# Problem to solve
Search the entries for lines that contain the word "April", and report each one found.

---

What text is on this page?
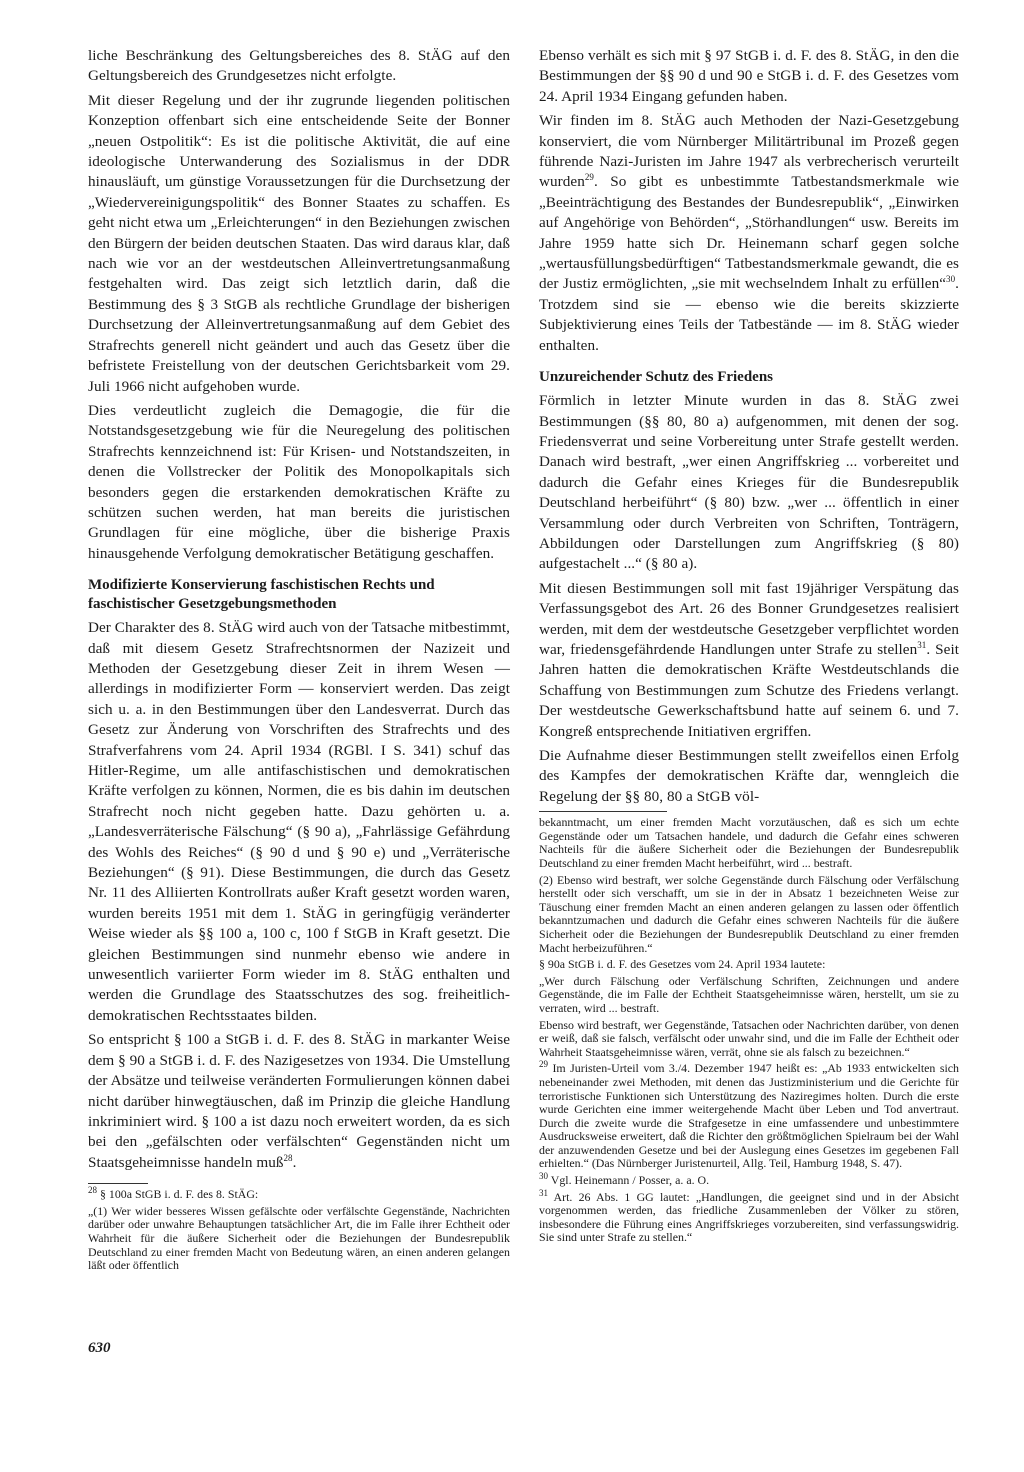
liche Beschränkung des Geltungsbereiches des 8. StÄG auf den Geltungsbereich des Grundgesetzes nicht erfolgte.

Mit dieser Regelung und der ihr zugrunde liegenden politischen Konzeption offenbart sich eine entscheidende Seite der Bonner „neuen Ostpolitik“: Es ist die politische Aktivität, die auf eine ideologische Unterwanderung des Sozialismus in der DDR hinausläuft, um günstige Voraussetzungen für die Durchsetzung der „Wiedervereinigungspolitik“ des Bonner Staates zu schaffen. Es geht nicht etwa um „Erleichterungen“ in den Beziehungen zwischen den Bürgern der beiden deutschen Staaten. Das wird daraus klar, daß nach wie vor an der westdeutschen Alleinvertretungsanmaßung festgehalten wird. Das zeigt sich letztlich darin, daß die Bestimmung des § 3 StGB als rechtliche Grundlage der bisherigen Durchsetzung der Alleinvertretungsanmaßung auf dem Gebiet des Strafrechts generell nicht geändert und auch das Gesetz über die befristete Freistellung von der deutschen Gerichtsbarkeit vom 29. Juli 1966 nicht aufgehoben wurde.

Dies verdeutlicht zugleich die Demagogie, die für die Notstandsgesetzgebung wie für die Neuregelung des politischen Strafrechts kennzeichnend ist: Für Krisen- und Notstandszeiten, in denen die Vollstrecker der Politik des Monopolkapitals sich besonders gegen die erstarkenden demokratischen Kräfte zu schützen suchen werden, hat man bereits die juristischen Grundlagen für eine mögliche, über die bisherige Praxis hinausgehende Verfolgung demokratischer Betätigung geschaffen.

Modifizierte Konservierung faschistischen Rechts und faschistischer Gesetzgebungsmethoden

Der Charakter des 8. StÄG wird auch von der Tatsache mitbestimmt, daß mit diesem Gesetz Strafrechtsnormen der Nazizeit und Methoden der Gesetzgebung dieser Zeit in ihrem Wesen — allerdings in modifizierter Form — konserviert werden. Das zeigt sich u. a. in den Bestimmungen über den Landesverrat. Durch das Gesetz zur Änderung von Vorschriften des Strafrechts und des Strafverfahrens vom 24. April 1934 (RGBl. I S. 341) schuf das Hitler-Regime, um alle antifaschistischen und demokratischen Kräfte verfolgen zu können, Normen, die es bis dahin im deutschen Strafrecht noch nicht gegeben hatte. Dazu gehörten u. a. „Landesverräterische Fälschung“ (§ 90 a), „Fahrlässige Gefährdung des Wohls des Reiches“ (§ 90 d und § 90 e) und „Verräterische Beziehungen“ (§ 91). Diese Bestimmungen, die durch das Gesetz Nr. 11 des Alliierten Kontrollrats außer Kraft gesetzt worden waren, wurden bereits 1951 mit dem 1. StÄG in geringfügig veränderter Weise wieder als §§ 100 a, 100 c, 100 f StGB in Kraft gesetzt. Die gleichen Bestimmungen sind nunmehr ebenso wie andere in unwesentlich variierter Form wieder im 8. StÄG enthalten und werden die Grundlage des Staatsschutzes des sog. freiheitlich-demokratischen Rechtsstaates bilden.

So entspricht § 100 a StGB i. d. F. des 8. StÄG in markanter Weise dem § 90 a StGB i. d. F. des Nazigesetzes von 1934. Die Umstellung der Absätze und teilweise veränderten Formulierungen können dabei nicht darüber hinwegtäuschen, daß im Prinzip die gleiche Handlung inkriminiert wird. § 100 a ist dazu noch erweitert worden, da es sich bei den „gefälschten oder verfälschten“ Gegenständen nicht um Staatsgeheimnisse handeln muß$^{28}$.

$^{28}$ § 100a StGB i. d. F. des 8. StÄG:

„(1) Wer wider besseres Wissen gefälschte oder verfälschte Gegenstände, Nachrichten darüber oder unwahre Behauptungen tatsächlicher Art, die im Falle ihrer Echtheit oder Wahrheit für die äußere Sicherheit oder die Beziehungen der Bundesrepublik Deutschland zu einer fremden Macht von Bedeutung wären, an einen anderen gelangen läßt oder öffentlich

Ebenso verhält es sich mit § 97 StGB i. d. F. des 8. StÄG, in den die Bestimmungen der §§ 90 d und 90 e StGB i. d. F. des Gesetzes vom 24. April 1934 Eingang gefunden haben.

Wir finden im 8. StÄG auch Methoden der Nazi-Gesetzgebung konserviert, die vom Nürnberger Militärtribunal im Prozeß gegen führende Nazi-Juristen im Jahre 1947 als verbrecherisch verurteilt wurden$^{29}$. So gibt es unbestimmte Tatbestandsmerkmale wie „Beeinträchtigung des Bestandes der Bundesrepublik“, „Einwirken auf Angehörige von Behörden“, „Störhandlungen“ usw. Bereits im Jahre 1959 hatte sich Dr. Heinemann scharf gegen solche „wertausfüllungsbedürftigen“ Tatbestandsmerkmale gewandt, die es der Justiz ermöglichten, „sie mit wechselndem Inhalt zu erfüllen“$^{30}$. Trotzdem sind sie — ebenso wie die bereits skizzierte Subjektivierung eines Teils der Tatbestände — im 8. StÄG wieder enthalten.

Unzureichender Schutz des Friedens

Förmlich in letzter Minute wurden in das 8. StÄG zwei Bestimmungen (§§ 80, 80 a) aufgenommen, mit denen der sog. Friedensverrat und seine Vorbereitung unter Strafe gestellt werden. Danach wird bestraft, „wer einen Angriffskrieg ... vorbereitet und dadurch die Gefahr eines Krieges für die Bundesrepublik Deutschland herbeiführt“ (§ 80) bzw. „wer ... öffentlich in einer Versammlung oder durch Verbreiten von Schriften, Tonträgern, Abbildungen oder Darstellungen zum Angriffskrieg (§ 80) aufgestachelt ...“ (§ 80 a).

Mit diesen Bestimmungen soll mit fast 19jähriger Verspätung das Verfassungsgebot des Art. 26 des Bonner Grundgesetzes realisiert werden, mit dem der westdeutsche Gesetzgeber verpflichtet worden war, friedensgefährdende Handlungen unter Strafe zu stellen$^{31}$. Seit Jahren hatten die demokratischen Kräfte Westdeutschlands die Schaffung von Bestimmungen zum Schutze des Friedens verlangt. Der westdeutsche Gewerkschaftsbund hatte auf seinem 6. und 7. Kongreß entsprechende Initiativen ergriffen.

Die Aufnahme dieser Bestimmungen stellt zweifellos einen Erfolg des Kampfes der demokratischen Kräfte dar, wenngleich die Regelung der §§ 80, 80 a StGB völ-

bekanntmacht, um einer fremden Macht vorzutäuschen, daß es sich um echte Gegenstände oder um Tatsachen handele, und dadurch die Gefahr eines schweren Nachteils für die äußere Sicherheit oder die Beziehungen der Bundesrepublik Deutschland zu einer fremden Macht herbeiführt, wird ... bestraft.

(2) Ebenso wird bestraft, wer solche Gegenstände durch Fälschung oder Verfälschung herstellt oder sich verschafft, um sie in der in Absatz 1 bezeichneten Weise zur Täuschung einer fremden Macht an einen anderen gelangen zu lassen oder öffentlich bekanntzumachen und dadurch die Gefahr eines schweren Nachteils für die äußere Sicherheit oder die Beziehungen der Bundesrepublik Deutschland zu einer fremden Macht herbeizuführen.“

§ 90a StGB i. d. F. des Gesetzes vom 24. April 1934 lautete:

„Wer durch Fälschung oder Verfälschung Schriften, Zeichnungen und andere Gegenstände, die im Falle der Echtheit Staatsgeheimnisse wären, herstellt, um sie zu verraten, wird ... bestraft.

Ebenso wird bestraft, wer Gegenstände, Tatsachen oder Nachrichten darüber, von denen er weiß, daß sie falsch, verfälscht oder unwahr sind, und die im Falle der Echtheit oder Wahrheit Staatsgeheimnisse wären, verrät, ohne sie als falsch zu bezeichnen.“

$^{29}$ Im Juristen-Urteil vom 3./4. Dezember 1947 heißt es: „Ab 1933 entwickelten sich nebeneinander zwei Methoden, mit denen das Justizministerium und die Gerichte für terroristische Funktionen sich Unterstützung des Naziregimes holten. Durch die erste wurde Gerichten eine immer weitergehende Macht über Leben und Tod anvertraut. Durch die zweite wurde die Strafgesetze in eine umfassendere und unbestimmtere Ausdrucksweise erweitert, daß die Richter den größtmöglichen Spielraum bei der Wahl der anzuwendenden Gesetze und bei der Auslegung eines Gesetzes im gegebenen Fall erhielten.“ (Das Nürnberger Juristenurteil, Allg. Teil, Hamburg 1948, S. 47).

$^{30}$ Vgl. Heinemann / Posser, a. a. O.

$^{31}$ Art. 26 Abs. 1 GG lautet: „Handlungen, die geeignet sind und in der Absicht vorgenommen werden, das friedliche Zusammenleben der Völker zu stören, insbesondere die Führung eines Angriffskrieges vorzubereiten, sind verfassungswidrig. Sie sind unter Strafe zu stellen.“

630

---

# Task solution
Der Charakter des 8. StÄG wird auch von der Tatsache mitbestimmt, daß mit diesem Gesetz Strafrechtsnormen der Nazizeit und Methoden der Gesetzgebung dieser Zeit in ihrem Wesen — allerdings in modifizierter Form — konserviert werden. Das zeigt sich u. a. in den Bestimmungen über den Landesverrat. Durch das Gesetz zur Änderung von Vorschriften des Strafrechts und des Strafverfahrens vom 24. April 1934 (RGBl. I S. 341) schuf das Hitler-Regime, um alle antifaschistischen und demokratischen Kräfte verfolgen zu können, Normen, die es bis dahin im deutschen Strafrecht noch nicht gegeben hatte. Dazu gehörten u. a. „Landesverräterische Fälschung“ (§ 90 a), „Fahrlässige Gefährdung des Wohls des Reiches“ (§ 90 d und § 90 e) und „Verräterische Beziehungen“ (§ 91). Diese Bestimmungen, die durch das Gesetz Nr. 11 des Alliierten Kontrollrats außer Kraft gesetzt worden waren, wurden bereits 1951 mit dem 1. StÄG in geringfügig veränderter Weise wieder als §§ 100 a, 100 c, 100 f StGB in Kraft gesetzt. Die gleichen Bestimmungen sind nunmehr ebenso wie andere in unwesentlich variierter Form wieder im 8. StÄG enthalten und werden die Grundlage des Staatsschutzes des sog. freiheitlich-demokratischen Rechtsstaates bilden.
Ebenso verhält es sich mit § 97 StGB i. d. F. des 8. StÄG, in den die Bestimmungen der §§ 90 d und 90 e StGB i. d. F. des Gesetzes vom 24. April 1934 Eingang gefunden haben.
§ 90a StGB i. d. F. des Gesetzes vom 24. April 1934 lautete:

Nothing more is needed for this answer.